# Given instruction:
Which lines hold the word "name"? Copy each of them.

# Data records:
-------

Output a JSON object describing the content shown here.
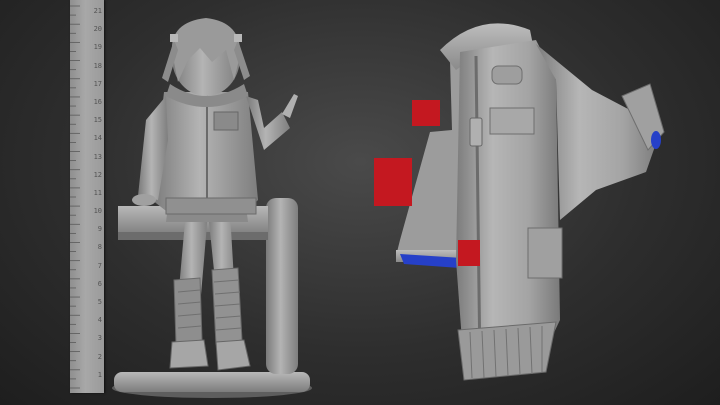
{
  "scene": {
    "background_color": "#2b2b2b",
    "ruler_labels": [
      "21",
      "20",
      "19",
      "18",
      "17",
      "16",
      "15",
      "14",
      "13",
      "12",
      "11",
      "10",
      "9",
      "8",
      "7",
      "6",
      "5",
      "4",
      "3",
      "2",
      "1"
    ],
    "objects": [
      {
        "name": "sculpted-figure",
        "description_color": "#9c9c9c"
      },
      {
        "name": "jacket-part",
        "description_color": "#a3a3a3"
      }
    ],
    "colors": {
      "clay": "#a0a0a0",
      "clay_shadow": "#6e6e6e",
      "clay_highlight": "#c8c8c8",
      "peg_red": "#c41820",
      "inner_blue": "#2640c8"
    }
  }
}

-------

# Full answer:
        "name": "sculpted-figure",
        "name": "jacket-part",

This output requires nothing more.